◆ Task requirements
Every line below is to be copied exactly, with the pictures left out.

◆ Dataset entries
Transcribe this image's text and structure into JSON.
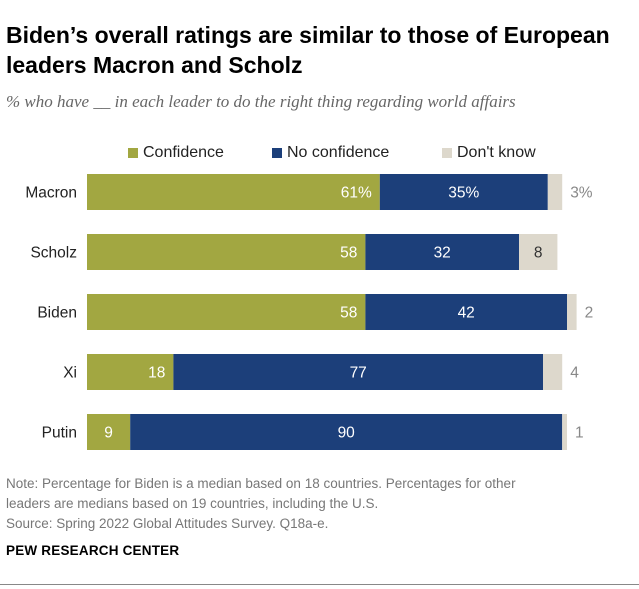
{
  "header": {
    "title": "Biden’s overall ratings are similar to those of European leaders Macron and Scholz",
    "subtitle": "% who have __ in each leader to do the right thing regarding world affairs"
  },
  "legend": {
    "confidence": "Confidence",
    "no_confidence": "No confidence",
    "dont_know": "Don't know"
  },
  "colors": {
    "confidence": "#a2a741",
    "no_confidence": "#1c3f7a",
    "dont_know": "#ddd8cc"
  },
  "chart_data": {
    "type": "bar",
    "orientation": "horizontal",
    "stacked": true,
    "categories": [
      "Macron",
      "Scholz",
      "Biden",
      "Xi",
      "Putin"
    ],
    "series": [
      {
        "name": "Confidence",
        "values": [
          61,
          58,
          58,
          18,
          9
        ],
        "labels": [
          "61%",
          "58",
          "58",
          "18",
          "9"
        ]
      },
      {
        "name": "No confidence",
        "values": [
          35,
          32,
          42,
          77,
          90
        ],
        "labels": [
          "35%",
          "32",
          "42",
          "77",
          "90"
        ]
      },
      {
        "name": "Don't know",
        "values": [
          3,
          8,
          2,
          4,
          1
        ],
        "labels": [
          "3%",
          "8",
          "2",
          "4",
          "1"
        ]
      }
    ],
    "legend_position": "top"
  },
  "footer": {
    "note_line1": "Note: Percentage for Biden is a median based on 18 countries. Percentages for other",
    "note_line2": "leaders are medians based on 19 countries, including the U.S.",
    "source": "Source: Spring 2022 Global Attitudes Survey. Q18a-e.",
    "brand": "PEW RESEARCH CENTER"
  }
}
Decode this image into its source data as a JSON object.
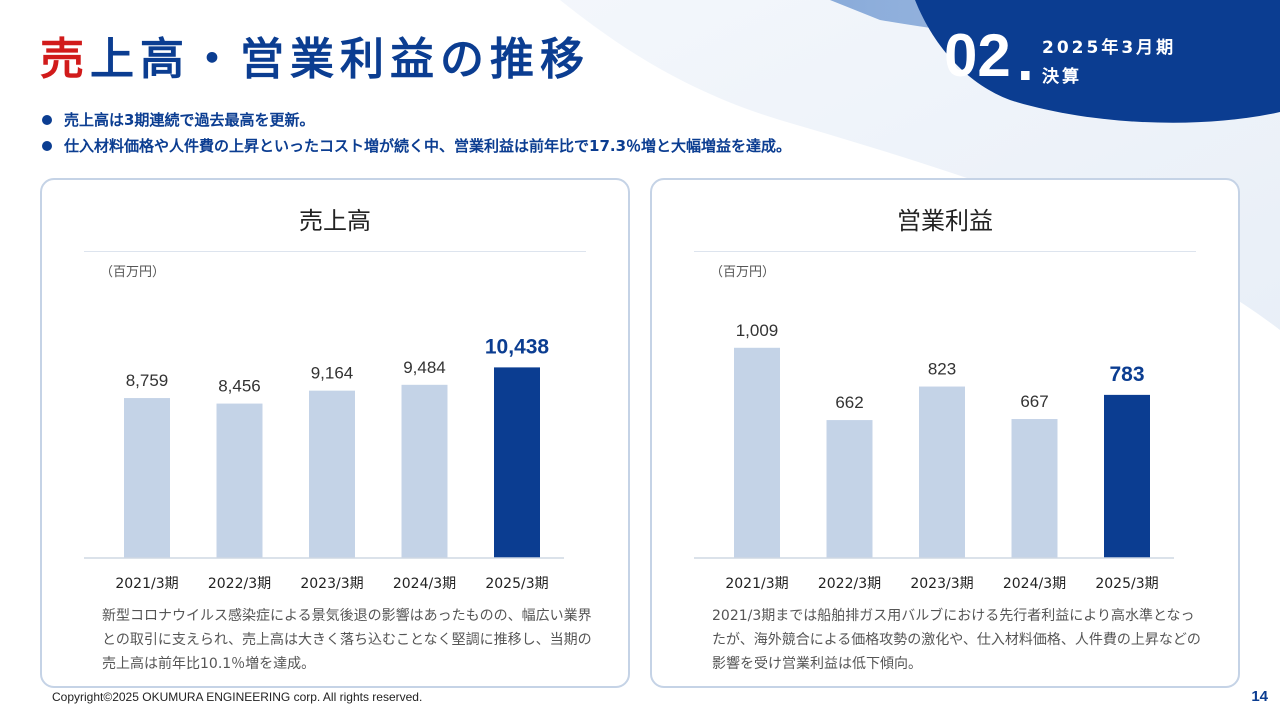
{
  "title": {
    "accent": "売",
    "rest": "上高・営業利益の推移"
  },
  "section": {
    "number": "02",
    "dot": ".",
    "line1": "2025年3月期",
    "line2": "決算"
  },
  "bullets": [
    "売上高は3期連続で過去最高を更新。",
    "仕入材料価格や人件費の上昇といったコスト増が続く中、営業利益は前年比で17.3％増と大幅増益を達成。"
  ],
  "colors": {
    "brand": "#0b3d91",
    "accent": "#d11b1b",
    "bar_past": "#c4d3e7",
    "bar_current": "#0b3d91"
  },
  "sales_panel": {
    "title": "売上高",
    "unit": "（百万円）",
    "note": "新型コロナウイルス感染症による景気後退の影響はあったものの、幅広い業界との取引に支えられ、売上高は大きく落ち込むことなく堅調に推移し、当期の売上高は前年比10.1％増を達成。"
  },
  "profit_panel": {
    "title": "営業利益",
    "unit": "（百万円）",
    "note": "2021/3期までは船舶排ガス用バルブにおける先行者利益により高水準となったが、海外競合による価格攻勢の激化や、仕入材料価格、人件費の上昇などの影響を受け営業利益は低下傾向。"
  },
  "chart_data": [
    {
      "type": "bar",
      "title": "売上高",
      "ylabel": "（百万円）",
      "categories": [
        "2021/3期",
        "2022/3期",
        "2023/3期",
        "2024/3期",
        "2025/3期"
      ],
      "values": [
        8759,
        8456,
        9164,
        9484,
        10438
      ],
      "labels": [
        "8,759",
        "8,456",
        "9,164",
        "9,484",
        "10,438"
      ],
      "highlight_index": 4,
      "ylim": [
        0,
        11500
      ]
    },
    {
      "type": "bar",
      "title": "営業利益",
      "ylabel": "（百万円）",
      "categories": [
        "2021/3期",
        "2022/3期",
        "2023/3期",
        "2024/3期",
        "2025/3期"
      ],
      "values": [
        1009,
        662,
        823,
        667,
        783
      ],
      "labels": [
        "1,009",
        "662",
        "823",
        "667",
        "783"
      ],
      "highlight_index": 4,
      "ylim": [
        0,
        1008
      ]
    }
  ],
  "footer": {
    "copyright": "Copyright©2025 OKUMURA ENGINEERING corp. All rights reserved.",
    "page": "14"
  }
}
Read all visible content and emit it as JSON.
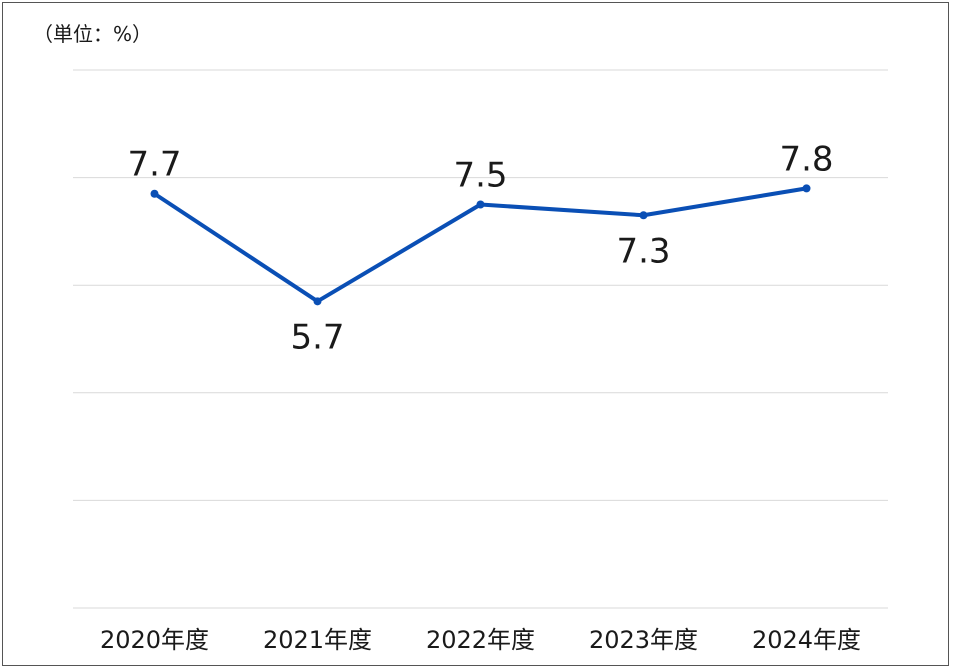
{
  "chart_data": {
    "type": "line",
    "unit_label": "（単位：%）",
    "categories": [
      "2020年度",
      "2021年度",
      "2022年度",
      "2023年度",
      "2024年度"
    ],
    "series": [
      {
        "values": [
          7.7,
          5.7,
          7.5,
          7.3,
          7.8
        ],
        "labels": [
          "7.7",
          "5.7",
          "7.5",
          "7.3",
          "7.8"
        ],
        "color": "#0a4fb5"
      }
    ],
    "ylim": [
      0,
      10
    ],
    "grid": true,
    "legend": "none"
  }
}
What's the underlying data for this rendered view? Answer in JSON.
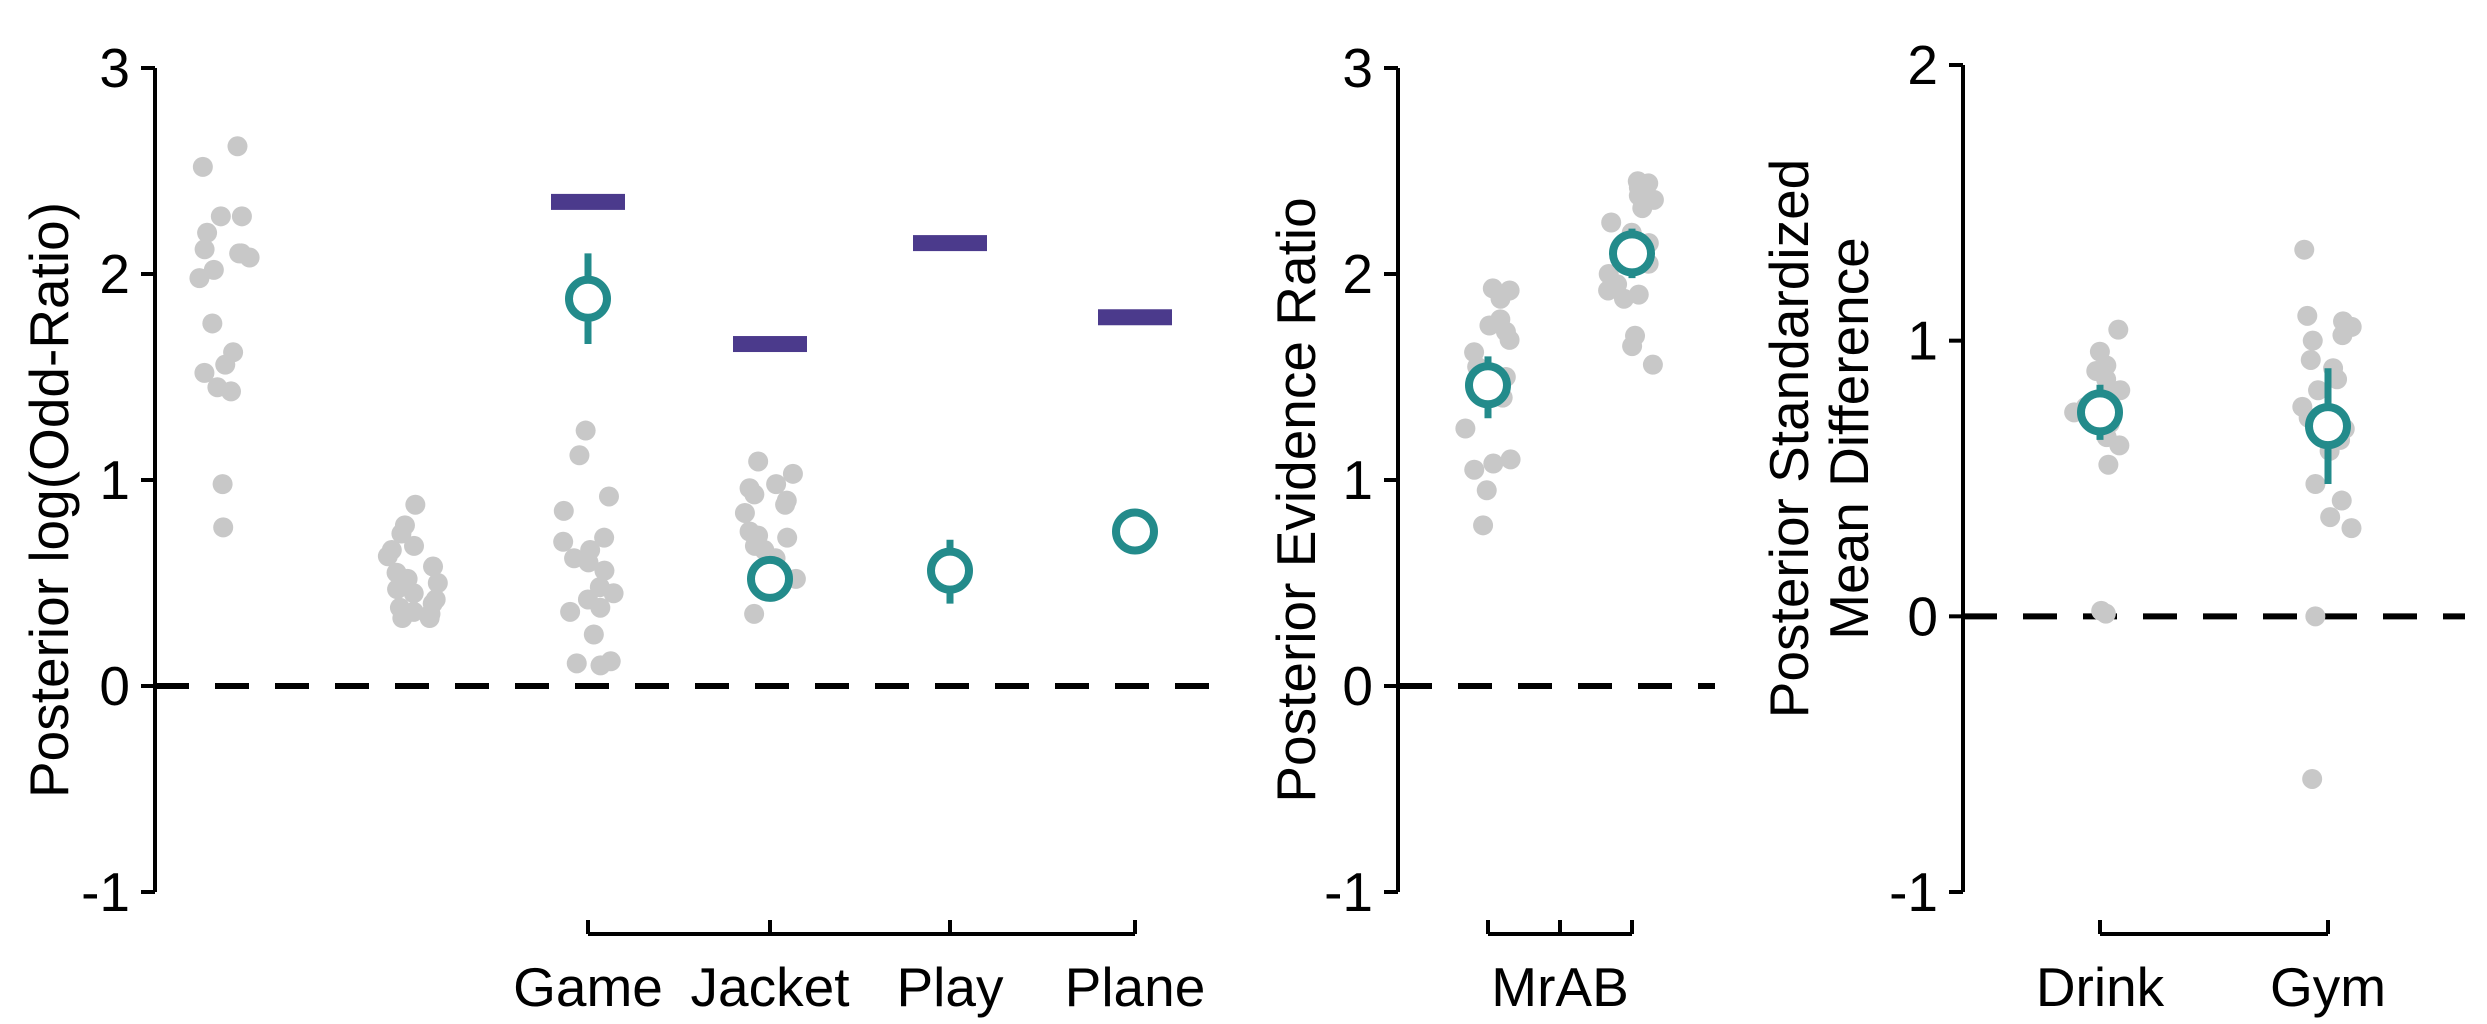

◆ Final result
Transcribe this image's text and structure into JSON.
{
  "header": {
    "title": "Biden’s overall ratings are similar to those of European leaders Macron and Scholz",
    "subtitle": "% who have __ in each leader to do the right thing regarding world affairs"
  },
  "legend": {
    "confidence": "Confidence",
    "no_confidence": "No confidence",
    "dont_know": "Don't know"
  },
  "colors": {
    "confidence": "#a2a741",
    "no_confidence": "#1c3f7a",
    "dont_know": "#ddd8cc"
  },
  "chart_data": {
    "type": "bar",
    "orientation": "horizontal",
    "stacked": true,
    "categories": [
      "Macron",
      "Scholz",
      "Biden",
      "Xi",
      "Putin"
    ],
    "series": [
      {
        "name": "Confidence",
        "values": [
          61,
          58,
          58,
          18,
          9
        ],
        "labels": [
          "61%",
          "58",
          "58",
          "18",
          "9"
        ]
      },
      {
        "name": "No confidence",
        "values": [
          35,
          32,
          42,
          77,
          90
        ],
        "labels": [
          "35%",
          "32",
          "42",
          "77",
          "90"
        ]
      },
      {
        "name": "Don't know",
        "values": [
          3,
          8,
          2,
          4,
          1
        ],
        "labels": [
          "3%",
          "8",
          "2",
          "4",
          "1"
        ]
      }
    ],
    "legend_position": "top"
  },
  "footer": {
    "note_line1": "Note: Percentage for Biden is a median based on 18 countries. Percentages for other",
    "note_line2": "leaders are medians based on 19 countries, including the U.S.",
    "source": "Source: Spring 2022 Global Attitudes Survey. Q18a-e.",
    "brand": "PEW RESEARCH CENTER"
  }
}
Decode this image into its source data as a JSON object.
{
  "title": {
    "accent": "売",
    "rest": "上高・営業利益の推移"
  },
  "section": {
    "number": "02",
    "dot": ".",
    "line1": "2025年3月期",
    "line2": "決算"
  },
  "bullets": [
    "売上高は3期連続で過去最高を更新。",
    "仕入材料価格や人件費の上昇といったコスト増が続く中、営業利益は前年比で17.3％増と大幅増益を達成。"
  ],
  "colors": {
    "brand": "#0b3d91",
    "accent": "#d11b1b",
    "bar_past": "#c4d3e7",
    "bar_current": "#0b3d91"
  },
  "sales_panel": {
    "title": "売上高",
    "unit": "（百万円）",
    "note": "新型コロナウイルス感染症による景気後退の影響はあったものの、幅広い業界との取引に支えられ、売上高は大きく落ち込むことなく堅調に推移し、当期の売上高は前年比10.1％増を達成。"
  },
  "profit_panel": {
    "title": "営業利益",
    "unit": "（百万円）",
    "note": "2021/3期までは船舶排ガス用バルブにおける先行者利益により高水準となったが、海外競合による価格攻勢の激化や、仕入材料価格、人件費の上昇などの影響を受け営業利益は低下傾向。"
  },
  "chart_data": [
    {
      "type": "bar",
      "title": "売上高",
      "ylabel": "（百万円）",
      "categories": [
        "2021/3期",
        "2022/3期",
        "2023/3期",
        "2024/3期",
        "2025/3期"
      ],
      "values": [
        8759,
        8456,
        9164,
        9484,
        10438
      ],
      "labels": [
        "8,759",
        "8,456",
        "9,164",
        "9,484",
        "10,438"
      ],
      "highlight_index": 4,
      "ylim": [
        0,
        11500
      ]
    },
    {
      "type": "bar",
      "title": "営業利益",
      "ylabel": "（百万円）",
      "categories": [
        "2021/3期",
        "2022/3期",
        "2023/3期",
        "2024/3期",
        "2025/3期"
      ],
      "values": [
        1009,
        662,
        823,
        667,
        783
      ],
      "labels": [
        "1,009",
        "662",
        "823",
        "667",
        "783"
      ],
      "highlight_index": 4,
      "ylim": [
        0,
        1008
      ]
    }
  ],
  "footer": {
    "copyright": "Copyright©2025 OKUMURA ENGINEERING corp. All rights reserved.",
    "page": "14"
  }
}
Read all visible content and emit it as JSON.
{
  "chart_data": {
    "type": "line",
    "unit_label": "（単位：%）",
    "categories": [
      "2020年度",
      "2021年度",
      "2022年度",
      "2023年度",
      "2024年度"
    ],
    "series": [
      {
        "values": [
          7.7,
          5.7,
          7.5,
          7.3,
          7.8
        ],
        "labels": [
          "7.7",
          "5.7",
          "7.5",
          "7.3",
          "7.8"
        ],
        "color": "#0a4fb5"
      }
    ],
    "ylim": [
      0,
      10
    ],
    "grid": true,
    "legend": "none"
  }
}
What's the underlying data for this rendered view? Answer in JSON.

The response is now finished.